The Brandeis community gathered in the Shapiro Campus Center Theater on Jan. 21 for the thirteenth annual Reverend Dr. Martin Luther King Jr. Memorial, this year titled “There Is No Him Without Us.” The event, sponsored by the Men of Color Alliance and the Dean of Students office, commemorated the life of Dr. Martin Luther King, Jr. and celebrated the 50th anniversary of the African and Afro-American Studies department. 

After performing his own spoken word piece about police brutality and gun violence against Black people, Dean of Students Jamele Adams introduced the keynote speaker for the event, Alex Montgomery MA’17. Montgomery attended the Heller School for Social Policy and Management and received the Sylvia Rivera Graduate Award from the Intercultural Center. 

After leading a moment of silence for indigenous victims of colonialism, Montgomery reminded the audience to “tell the truth about Dr. King and all his complexity.” Montgomery read a few famous Dr. King quotes, and then explained how the context of his speeches changes the meaning of the phrases. “To limit his existence into romanticized nuggets of feel-good quotes is to erase the evolution of his politic in the midst of his unwavering love for mankind,” they said.

** SUPPLIED MATERIAL **

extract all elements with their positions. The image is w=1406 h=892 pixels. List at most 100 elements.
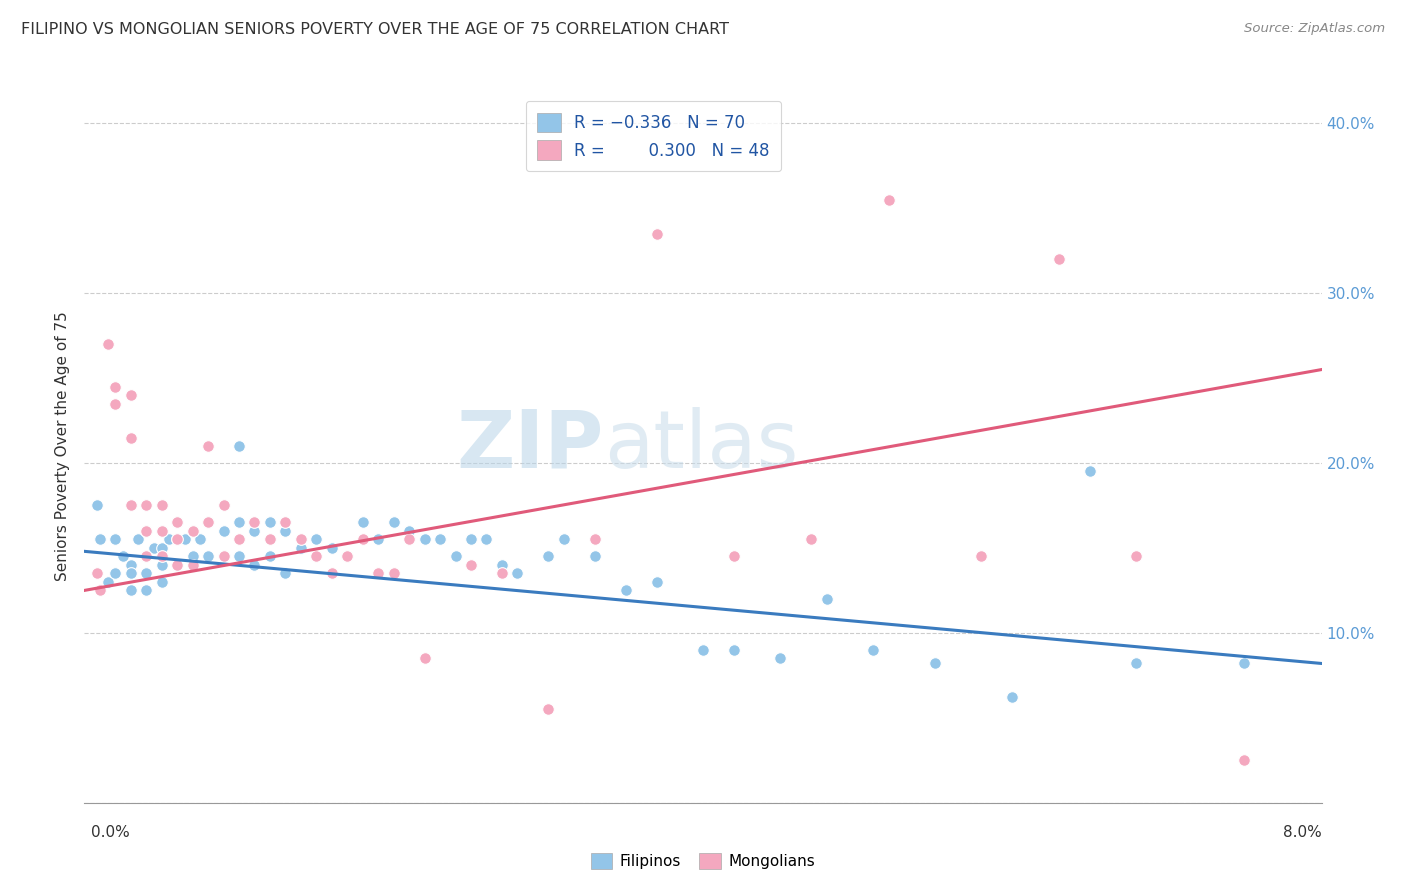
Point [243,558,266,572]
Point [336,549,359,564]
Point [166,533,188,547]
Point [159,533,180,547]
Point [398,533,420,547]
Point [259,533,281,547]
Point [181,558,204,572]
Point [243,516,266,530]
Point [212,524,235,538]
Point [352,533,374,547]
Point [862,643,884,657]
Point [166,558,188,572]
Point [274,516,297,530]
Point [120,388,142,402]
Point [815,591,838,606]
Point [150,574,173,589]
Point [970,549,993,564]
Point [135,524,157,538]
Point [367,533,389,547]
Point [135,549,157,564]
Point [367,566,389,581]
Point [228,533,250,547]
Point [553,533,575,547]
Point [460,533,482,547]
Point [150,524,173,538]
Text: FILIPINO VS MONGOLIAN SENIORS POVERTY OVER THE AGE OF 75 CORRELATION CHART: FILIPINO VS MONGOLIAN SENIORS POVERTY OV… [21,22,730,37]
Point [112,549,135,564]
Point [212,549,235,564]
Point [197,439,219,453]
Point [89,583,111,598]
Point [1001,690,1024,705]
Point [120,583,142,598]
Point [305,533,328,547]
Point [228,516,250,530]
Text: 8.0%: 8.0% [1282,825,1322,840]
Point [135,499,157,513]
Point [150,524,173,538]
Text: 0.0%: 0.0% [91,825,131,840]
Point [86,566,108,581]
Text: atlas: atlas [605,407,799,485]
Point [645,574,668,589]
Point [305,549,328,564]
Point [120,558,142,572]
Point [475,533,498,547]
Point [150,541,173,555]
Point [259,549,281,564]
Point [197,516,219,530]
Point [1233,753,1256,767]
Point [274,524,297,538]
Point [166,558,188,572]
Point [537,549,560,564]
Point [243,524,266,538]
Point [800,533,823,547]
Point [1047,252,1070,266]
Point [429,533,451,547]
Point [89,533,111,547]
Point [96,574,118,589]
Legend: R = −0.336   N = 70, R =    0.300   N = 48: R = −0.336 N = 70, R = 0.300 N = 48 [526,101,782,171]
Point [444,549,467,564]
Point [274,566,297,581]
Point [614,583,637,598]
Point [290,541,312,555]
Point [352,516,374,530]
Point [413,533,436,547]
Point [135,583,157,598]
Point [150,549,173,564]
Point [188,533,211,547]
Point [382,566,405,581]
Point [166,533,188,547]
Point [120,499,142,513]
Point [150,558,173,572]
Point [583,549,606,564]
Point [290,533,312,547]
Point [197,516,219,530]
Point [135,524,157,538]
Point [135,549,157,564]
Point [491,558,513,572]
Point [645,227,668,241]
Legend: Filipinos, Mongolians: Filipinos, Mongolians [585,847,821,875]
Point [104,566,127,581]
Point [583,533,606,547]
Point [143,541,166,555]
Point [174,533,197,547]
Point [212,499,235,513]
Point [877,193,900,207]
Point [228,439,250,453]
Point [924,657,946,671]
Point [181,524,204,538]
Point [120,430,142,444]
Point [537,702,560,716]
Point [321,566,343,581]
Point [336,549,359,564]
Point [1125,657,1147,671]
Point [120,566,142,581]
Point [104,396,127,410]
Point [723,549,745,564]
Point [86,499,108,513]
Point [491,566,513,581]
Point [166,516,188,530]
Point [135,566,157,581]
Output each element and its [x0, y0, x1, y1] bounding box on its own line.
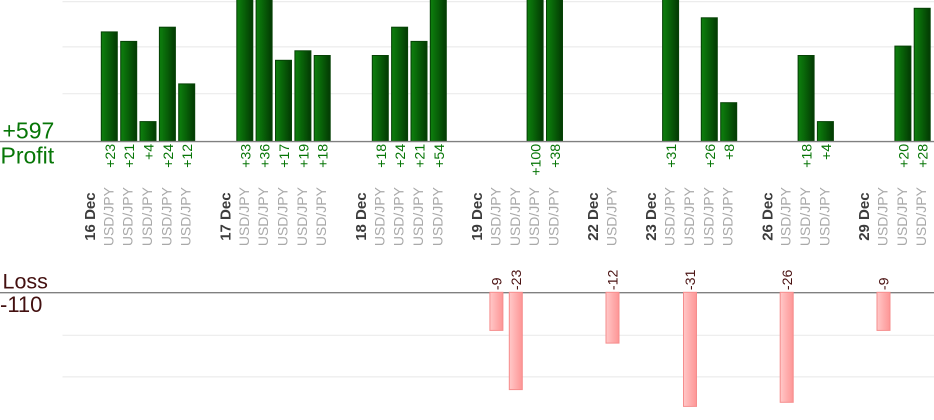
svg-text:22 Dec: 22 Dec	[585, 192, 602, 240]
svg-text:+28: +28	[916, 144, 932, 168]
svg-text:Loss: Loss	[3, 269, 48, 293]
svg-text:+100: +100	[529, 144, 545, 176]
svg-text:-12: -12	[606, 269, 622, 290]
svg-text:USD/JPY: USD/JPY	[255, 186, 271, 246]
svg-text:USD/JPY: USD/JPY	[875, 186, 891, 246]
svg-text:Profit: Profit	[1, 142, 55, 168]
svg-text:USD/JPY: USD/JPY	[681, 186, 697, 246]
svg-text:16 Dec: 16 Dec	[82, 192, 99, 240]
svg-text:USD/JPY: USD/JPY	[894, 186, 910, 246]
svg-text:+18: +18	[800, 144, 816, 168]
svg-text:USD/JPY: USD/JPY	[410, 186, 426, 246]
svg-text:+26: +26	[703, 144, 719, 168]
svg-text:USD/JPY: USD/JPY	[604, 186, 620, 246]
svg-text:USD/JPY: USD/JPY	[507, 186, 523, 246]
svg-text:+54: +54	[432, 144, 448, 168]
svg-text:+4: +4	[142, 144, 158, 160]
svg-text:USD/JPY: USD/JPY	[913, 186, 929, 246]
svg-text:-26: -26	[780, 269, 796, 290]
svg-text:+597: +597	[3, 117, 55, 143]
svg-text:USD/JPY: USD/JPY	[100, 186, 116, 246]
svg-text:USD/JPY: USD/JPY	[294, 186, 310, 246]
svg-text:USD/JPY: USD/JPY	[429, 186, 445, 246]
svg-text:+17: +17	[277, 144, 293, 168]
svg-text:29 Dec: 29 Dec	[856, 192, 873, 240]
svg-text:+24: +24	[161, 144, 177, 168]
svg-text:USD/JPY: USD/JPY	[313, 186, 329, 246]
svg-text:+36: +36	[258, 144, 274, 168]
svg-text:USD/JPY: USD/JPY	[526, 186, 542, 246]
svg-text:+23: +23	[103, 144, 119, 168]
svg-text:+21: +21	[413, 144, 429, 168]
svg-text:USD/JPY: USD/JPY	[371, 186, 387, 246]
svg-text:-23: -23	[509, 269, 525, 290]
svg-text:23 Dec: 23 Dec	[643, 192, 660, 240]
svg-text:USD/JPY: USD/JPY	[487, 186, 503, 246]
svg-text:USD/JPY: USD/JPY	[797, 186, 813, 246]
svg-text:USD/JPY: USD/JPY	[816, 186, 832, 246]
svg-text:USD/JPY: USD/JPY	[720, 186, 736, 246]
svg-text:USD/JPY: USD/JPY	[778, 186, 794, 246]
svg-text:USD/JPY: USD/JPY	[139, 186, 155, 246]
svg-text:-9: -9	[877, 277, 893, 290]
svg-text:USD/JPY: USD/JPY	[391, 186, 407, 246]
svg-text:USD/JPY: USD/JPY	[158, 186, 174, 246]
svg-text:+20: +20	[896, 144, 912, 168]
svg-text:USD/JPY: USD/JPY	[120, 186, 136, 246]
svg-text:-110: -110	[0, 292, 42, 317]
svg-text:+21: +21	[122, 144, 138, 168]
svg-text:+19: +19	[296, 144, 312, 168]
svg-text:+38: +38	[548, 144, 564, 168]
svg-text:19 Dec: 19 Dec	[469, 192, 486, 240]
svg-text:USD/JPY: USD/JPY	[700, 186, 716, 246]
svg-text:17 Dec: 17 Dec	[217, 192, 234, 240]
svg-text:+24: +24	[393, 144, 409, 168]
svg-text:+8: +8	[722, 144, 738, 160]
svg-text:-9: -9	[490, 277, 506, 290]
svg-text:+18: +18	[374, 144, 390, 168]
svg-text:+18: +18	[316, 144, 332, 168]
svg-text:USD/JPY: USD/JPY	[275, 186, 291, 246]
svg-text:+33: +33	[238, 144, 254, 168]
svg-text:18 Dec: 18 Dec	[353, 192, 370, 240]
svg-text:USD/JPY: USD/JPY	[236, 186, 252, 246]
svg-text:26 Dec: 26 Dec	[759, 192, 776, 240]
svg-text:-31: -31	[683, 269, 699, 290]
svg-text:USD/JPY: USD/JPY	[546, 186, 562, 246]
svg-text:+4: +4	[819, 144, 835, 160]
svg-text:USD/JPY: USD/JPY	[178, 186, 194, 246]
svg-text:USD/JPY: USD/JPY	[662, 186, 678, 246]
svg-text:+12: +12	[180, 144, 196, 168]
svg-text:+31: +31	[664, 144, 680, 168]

** TO BE DONE **
a) According to the article on the Brandeis King memorial, which department's 50th anniversary did the event celebrate?
b) Pick up the article on the Brandeis King memorial after its last sentence and write the next few paragraphs.
The data here comes from a different source than the article on the Brandeis King memorial.

** ANSWERS TO THE TASKS **
a) The African and Afro-American Studies department.

b)
Montgomery also named a number of civil rights activists who have been left out of the mainstream historical narrative, including Bayard Rustin, a gay Black man, and Prof. Emeritus Pauli Murray (AMST), a Black woman. They explained that “the civil rights movement is a lot more femme and a lot more queer” than how it is now portrayed. 

Chari Calloway ’19 also spoke at the event, largely about intersectionality in the  civil rights movement. “Let me remind you of the Black folk and queer folk who too dreamed,” she said. Calloway mentioned the legacies of several famous and influential black women, such as Nina Simone, Aretha Franklin and Toni Morrison. “We owe our lives … to the folk who stared down the barrel … and peeked over the mountaintops of hatred and saw a glorious day of dawn for freedom for Black folk,” she said.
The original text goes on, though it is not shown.